Exactly the lines from the line that has "Read all visible content and emit it as JSON." through the final line below are to be retyped, and the pictures are not.

>>>>

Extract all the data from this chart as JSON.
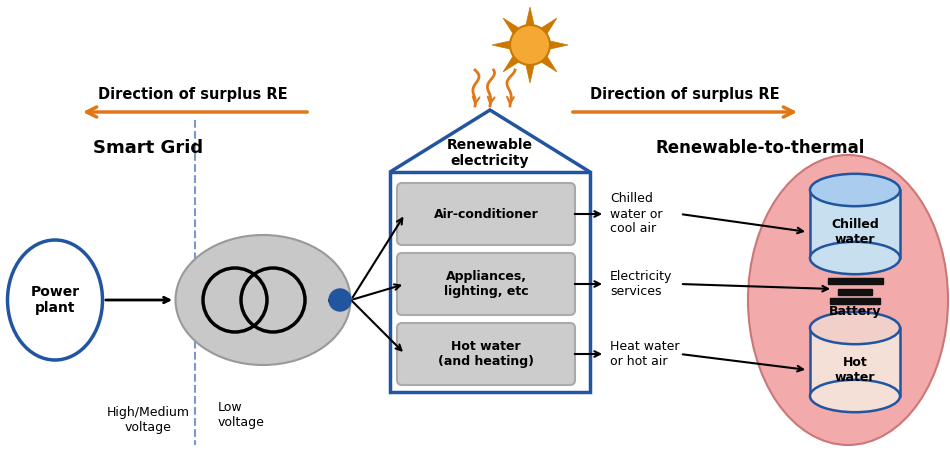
{
  "bg_color": "#ffffff",
  "smart_grid_label": "Smart Grid",
  "renewable_to_thermal_label": "Renewable-to-thermal",
  "surplus_re_left_label": "Direction of surplus RE",
  "surplus_re_right_label": "Direction of surplus RE",
  "renewable_electricity_label": "Renewable\nelectricity",
  "power_plant_label": "Power\nplant",
  "hm_voltage_label": "High/Medium\nvoltage",
  "low_voltage_label": "Low\nvoltage",
  "box1_label": "Air-conditioner",
  "box2_label": "Appliances,\nlighting, etc",
  "box3_label": "Hot water\n(and heating)",
  "text_chilled": "Chilled\nwater or\ncool air",
  "text_elec": "Electricity\nservices",
  "text_heat": "Heat water\nor hot air",
  "cyl1_label": "Chilled\nwater",
  "cyl2_label": "Battery",
  "cyl3_label": "Hot\nwater",
  "orange": "#E07818",
  "blue": "#2255A0",
  "gray_light": "#CCCCCC",
  "pink_bg": "#F2AAAA",
  "black": "#000000"
}
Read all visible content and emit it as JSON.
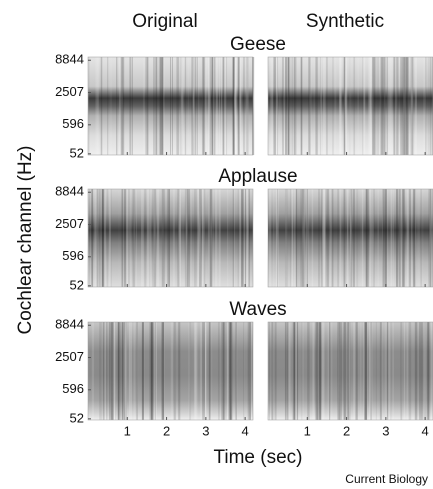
{
  "chart_data": {
    "type": "cochleagram",
    "columns": [
      "Original",
      "Synthetic"
    ],
    "rows": [
      "Geese",
      "Applause",
      "Waves"
    ],
    "y_label": "Cochlear channel (Hz)",
    "x_label": "Time (sec)",
    "yscale": "erb",
    "ylim": [
      40,
      10000
    ],
    "yticks": [
      52,
      596,
      2507,
      8844
    ],
    "xlim": [
      0,
      4.2
    ],
    "xticks": [
      1,
      2,
      3,
      4
    ]
  },
  "credit": "Current Biology"
}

<<<<

▶ Written answer
Read all visible content and emit it as JSON.
{
  "chart_data": {
    "type": "cochleagram",
    "columns": [
      "Original",
      "Synthetic"
    ],
    "rows": [
      "Geese",
      "Applause",
      "Waves"
    ],
    "y_label": "Cochlear channel (Hz)",
    "x_label": "Time (sec)",
    "yscale": "erb",
    "ylim": [
      40,
      10000
    ],
    "yticks": [
      52,
      596,
      2507,
      8844
    ],
    "xlim": [
      0,
      4.2
    ],
    "xticks": [
      1,
      2,
      3,
      4
    ]
  },
  "credit": "Current Biology"
}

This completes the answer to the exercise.